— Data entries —
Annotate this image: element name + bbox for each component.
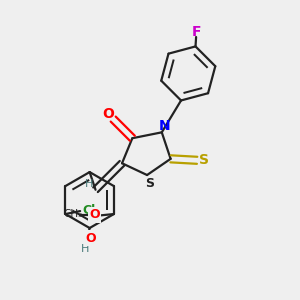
Text: S: S	[146, 177, 154, 190]
Text: CH₃: CH₃	[64, 209, 83, 219]
Text: O: O	[89, 208, 100, 221]
Text: O: O	[102, 107, 114, 121]
Text: H: H	[81, 244, 89, 254]
Text: F: F	[191, 25, 201, 39]
Text: O: O	[85, 232, 95, 245]
Text: Cl: Cl	[82, 204, 96, 217]
Text: N: N	[159, 119, 170, 133]
Text: S: S	[199, 153, 208, 167]
Text: H: H	[85, 179, 93, 190]
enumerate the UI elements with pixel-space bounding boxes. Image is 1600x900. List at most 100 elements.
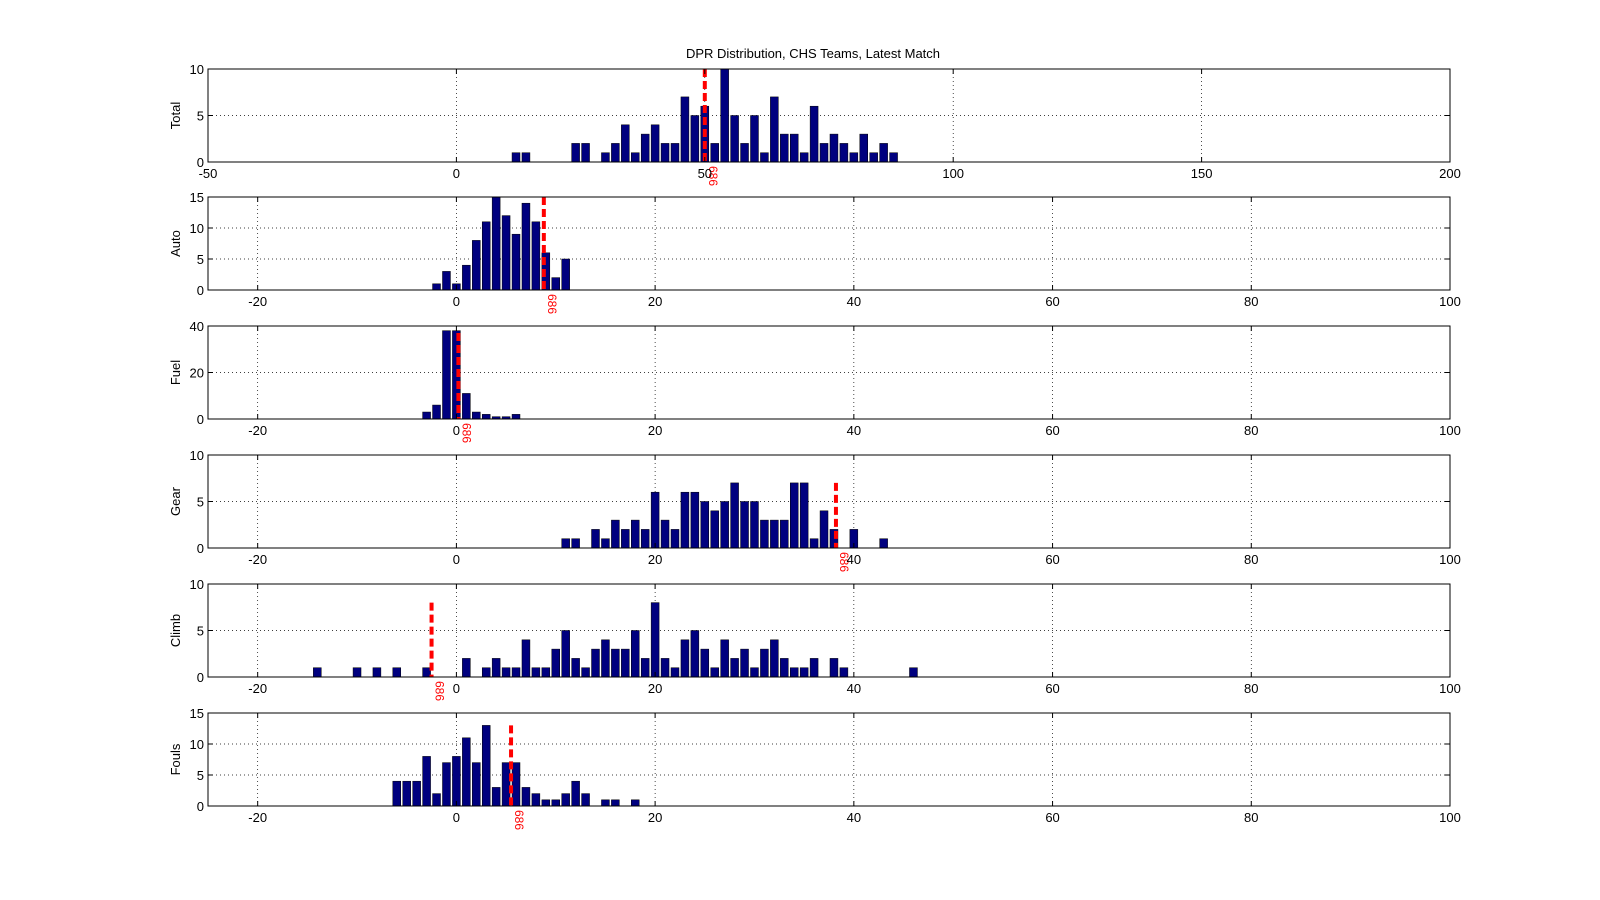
histogram-bar [809,538,819,549]
x-tick-label: 20 [648,681,662,696]
histogram-bar [392,667,402,678]
team-marker-label: 686 [459,423,473,443]
histogram-bar [442,762,451,807]
x-tick-label: 100 [1439,294,1461,309]
histogram-bar [849,152,859,163]
histogram-bar [760,519,769,549]
histogram-bar [909,667,918,678]
x-tick-label: 20 [648,423,662,438]
histogram-bar [491,196,501,291]
x-tick-label: 20 [648,810,662,825]
histogram-bar [809,658,819,678]
histogram-bar [670,667,680,678]
x-tick-label: 200 [1439,166,1461,181]
histogram-bar [780,133,789,163]
histogram-bar [481,221,491,291]
histogram-bar [869,152,878,163]
x-tick-label: -20 [248,681,267,696]
y-tick-label: 5 [197,768,204,783]
team-marker-label: 686 [433,681,447,701]
histogram-bar [740,648,749,678]
histogram-bar [631,152,640,163]
y-tick-label: 10 [190,577,204,592]
histogram-bar [640,529,650,549]
figure-title: DPR Distribution, CHS Teams, Latest Matc… [686,46,940,61]
histogram-bar [591,648,600,678]
histogram-bar [561,630,570,678]
histogram-bar [710,510,719,549]
x-tick-label: 60 [1045,681,1059,696]
x-tick-label: 100 [942,166,964,181]
x-tick-label: 60 [1045,294,1059,309]
histogram-bar [442,271,451,291]
histogram-bar [631,799,640,807]
histogram-bar [819,510,829,549]
x-tick-label: 40 [847,294,861,309]
histogram-bar [611,648,620,678]
histogram-bar [799,482,809,549]
histogram-bar [889,152,898,163]
x-tick-label: 0 [453,423,460,438]
histogram-bar [631,630,640,678]
histogram-bar [700,501,710,549]
subplot-gear: 686 -20 0 20 40 60 80 100 0 5 10 Gear [168,448,1461,572]
y-tick-label: 0 [197,670,204,685]
histogram-bar [809,105,819,163]
histogram-bar [481,725,491,807]
histogram-bar [561,258,570,291]
histogram-bar [660,519,670,549]
histogram-bar [720,639,729,678]
x-tick-label: 50 [698,166,712,181]
histogram-bar [442,330,451,420]
histogram-bar [640,658,650,678]
histogram-bar [611,799,620,807]
y-tick-label: 5 [197,624,204,639]
histogram-bar [541,799,551,807]
histogram-bar [511,667,521,678]
x-tick-label: 60 [1045,552,1059,567]
histogram-bar [780,658,789,678]
y-tick-label: 40 [190,319,204,334]
histogram-bar [670,529,680,549]
histogram-bar [511,152,521,163]
histogram-bar [531,793,541,807]
histogram-bar [422,756,431,807]
histogram-bar [531,221,541,291]
histogram-bar [462,658,471,678]
histogram-bar [472,411,481,420]
x-tick-label: 80 [1244,681,1258,696]
histogram-bar [770,519,779,549]
x-tick-label: 20 [648,552,662,567]
histogram-bar [740,501,749,549]
histogram-bar [551,277,560,291]
histogram-bar [690,115,700,163]
team-marker-label: 686 [706,166,720,186]
histogram-bar [720,68,729,163]
histogram-bar [760,152,769,163]
subplot-fuel: 686 -20 0 20 40 60 80 100 0 20 40 Fuel [168,319,1461,443]
histogram-bar [481,667,491,678]
histogram-bar [720,501,729,549]
histogram-bar [621,124,630,163]
histogram-bar [730,115,739,163]
histogram-bar [571,780,580,807]
subplot-fuel-ylabel: Fuel [168,360,183,385]
histogram-bar [650,602,660,678]
x-tick-label: 20 [648,294,662,309]
histogram-bar [462,264,471,291]
histogram-bar [710,667,719,678]
histogram-bar [799,667,809,678]
histogram-bar [501,215,511,291]
x-tick-label: 0 [453,166,460,181]
y-tick-label: 10 [190,221,204,236]
x-tick-label: 60 [1045,423,1059,438]
histogram-bar [541,667,551,678]
histogram-bar [640,133,650,163]
y-tick-label: 0 [197,541,204,556]
histogram-bar [491,658,501,678]
histogram-bar [511,414,521,420]
x-tick-label: 80 [1244,552,1258,567]
histogram-bar [531,667,541,678]
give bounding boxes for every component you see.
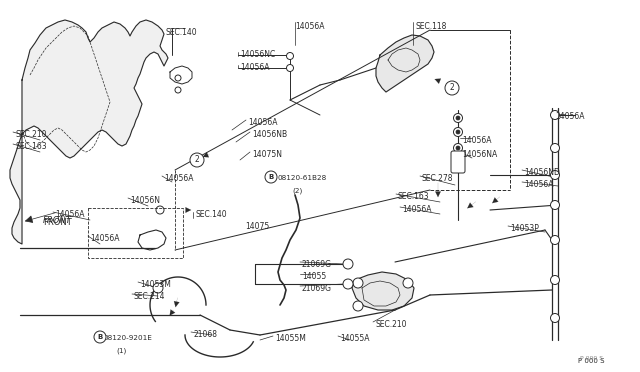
Text: SEC.214: SEC.214 xyxy=(134,292,166,301)
Circle shape xyxy=(343,279,353,289)
Circle shape xyxy=(287,52,294,60)
Text: B: B xyxy=(97,334,102,340)
Circle shape xyxy=(454,144,463,153)
Circle shape xyxy=(454,160,463,170)
Circle shape xyxy=(550,314,559,323)
Text: 14053P: 14053P xyxy=(510,224,539,233)
Text: 14056A: 14056A xyxy=(402,205,431,214)
Circle shape xyxy=(550,276,559,285)
Text: SEC.210: SEC.210 xyxy=(375,320,406,329)
Text: 14055: 14055 xyxy=(302,272,326,281)
Text: 14056NC: 14056NC xyxy=(240,50,275,59)
Circle shape xyxy=(353,301,363,311)
Text: SEC.118: SEC.118 xyxy=(415,22,446,31)
Text: 08120-9201E: 08120-9201E xyxy=(103,335,152,341)
Text: 14056NA: 14056NA xyxy=(462,150,497,159)
Text: 08120-61B28: 08120-61B28 xyxy=(278,175,327,181)
Circle shape xyxy=(445,81,459,95)
FancyBboxPatch shape xyxy=(451,151,465,173)
Text: SEC.140: SEC.140 xyxy=(195,210,227,219)
Text: 14055A: 14055A xyxy=(340,334,369,343)
Text: 2: 2 xyxy=(450,83,454,93)
Circle shape xyxy=(550,110,559,119)
Text: 14056ND: 14056ND xyxy=(524,168,560,177)
Text: SEC.210: SEC.210 xyxy=(15,130,47,139)
Text: 14056A: 14056A xyxy=(462,136,492,145)
Text: 14056A: 14056A xyxy=(240,63,269,72)
Text: SEC.163: SEC.163 xyxy=(15,142,47,151)
Text: 14075N: 14075N xyxy=(252,150,282,159)
Circle shape xyxy=(190,153,204,167)
Circle shape xyxy=(454,113,463,122)
Circle shape xyxy=(287,64,294,71)
Text: 14075: 14075 xyxy=(245,222,269,231)
Circle shape xyxy=(175,87,181,93)
Circle shape xyxy=(550,235,559,244)
Text: (1): (1) xyxy=(116,347,126,353)
Text: SEC.278: SEC.278 xyxy=(422,174,454,183)
Text: SEC.163: SEC.163 xyxy=(398,192,429,201)
Circle shape xyxy=(550,144,559,153)
Text: P 000 S: P 000 S xyxy=(578,358,605,364)
Text: SEC.140: SEC.140 xyxy=(165,28,196,37)
Text: 14056N: 14056N xyxy=(130,196,160,205)
Text: 21069G: 21069G xyxy=(302,260,332,269)
Circle shape xyxy=(153,283,163,293)
Text: 14056A: 14056A xyxy=(90,234,120,243)
Text: 14055M: 14055M xyxy=(275,334,306,343)
Circle shape xyxy=(175,75,181,81)
Text: 14056A: 14056A xyxy=(248,118,278,127)
Text: 14056A: 14056A xyxy=(295,22,324,31)
Text: FRONT: FRONT xyxy=(43,216,72,225)
Circle shape xyxy=(456,146,460,150)
Circle shape xyxy=(454,128,463,137)
Text: P 000 S: P 000 S xyxy=(580,356,603,361)
Text: 21068: 21068 xyxy=(193,330,217,339)
Circle shape xyxy=(456,116,460,120)
Text: (2): (2) xyxy=(292,187,302,193)
Text: 2: 2 xyxy=(195,155,200,164)
Circle shape xyxy=(265,171,277,183)
Circle shape xyxy=(94,331,106,343)
Text: 14056A: 14056A xyxy=(164,174,193,183)
Text: B: B xyxy=(268,174,274,180)
Text: 14053M: 14053M xyxy=(140,280,171,289)
Circle shape xyxy=(353,278,363,288)
Circle shape xyxy=(403,278,413,288)
Text: 14056NB: 14056NB xyxy=(252,130,287,139)
Polygon shape xyxy=(352,272,414,310)
Circle shape xyxy=(550,170,559,180)
Text: 14056A: 14056A xyxy=(555,112,584,121)
Circle shape xyxy=(456,130,460,134)
Polygon shape xyxy=(376,35,434,92)
Text: FRONT: FRONT xyxy=(43,218,72,227)
Circle shape xyxy=(550,201,559,209)
Circle shape xyxy=(156,206,164,214)
Text: 14056A: 14056A xyxy=(55,210,84,219)
Polygon shape xyxy=(10,20,168,244)
Text: 21069G: 21069G xyxy=(302,284,332,293)
Circle shape xyxy=(343,259,353,269)
Text: 14056A: 14056A xyxy=(524,180,554,189)
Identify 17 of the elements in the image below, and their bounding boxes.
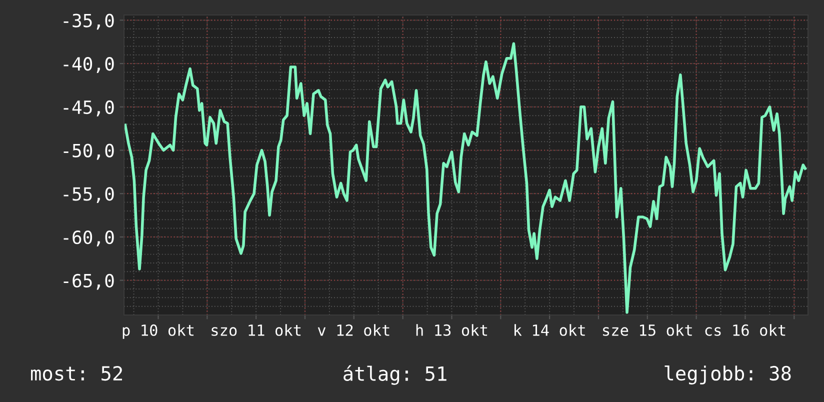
text: most: 52 <box>31 366 122 381</box>
y-tick-label: -65,0 <box>64 274 114 290</box>
y-tick-label: -40,0 <box>64 57 114 73</box>
x-tick-label: szo 11 okt <box>212 324 301 336</box>
y-tick-label: -35,0 <box>64 14 114 30</box>
x-tick-label: sze 15 okt <box>602 324 692 336</box>
x-tick-label: cs 16 okt <box>705 324 786 336</box>
x-tick-label: h 13 okt <box>416 324 488 336</box>
y-tick-label: -55,0 <box>64 187 114 204</box>
x-tick-label: p 10 okt <box>122 324 194 339</box>
y-tick-label: -60,0 <box>64 230 114 246</box>
x-tick-label: k 14 okt <box>514 324 585 336</box>
y-tick-label: -50,0 <box>64 144 114 160</box>
text: legjobb: 38 <box>664 365 791 385</box>
x-tick-label: v 12 okt <box>318 324 390 336</box>
y-tick-label: -45,0 <box>64 100 114 116</box>
text: átlag: 51 <box>344 365 446 385</box>
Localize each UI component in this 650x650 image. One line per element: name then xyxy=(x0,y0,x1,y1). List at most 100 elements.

— Short task —
Which lines in the data entries above contain the word "component"? Show each of them in full.

— Final result —
Annotate this image: element name + bbox for each component.
give bounding boxes for every component you see.
Localize each UI component in this 650x650 image. One line per element: name then xyxy=(x0,y0,x1,y1). List at most 100 elements.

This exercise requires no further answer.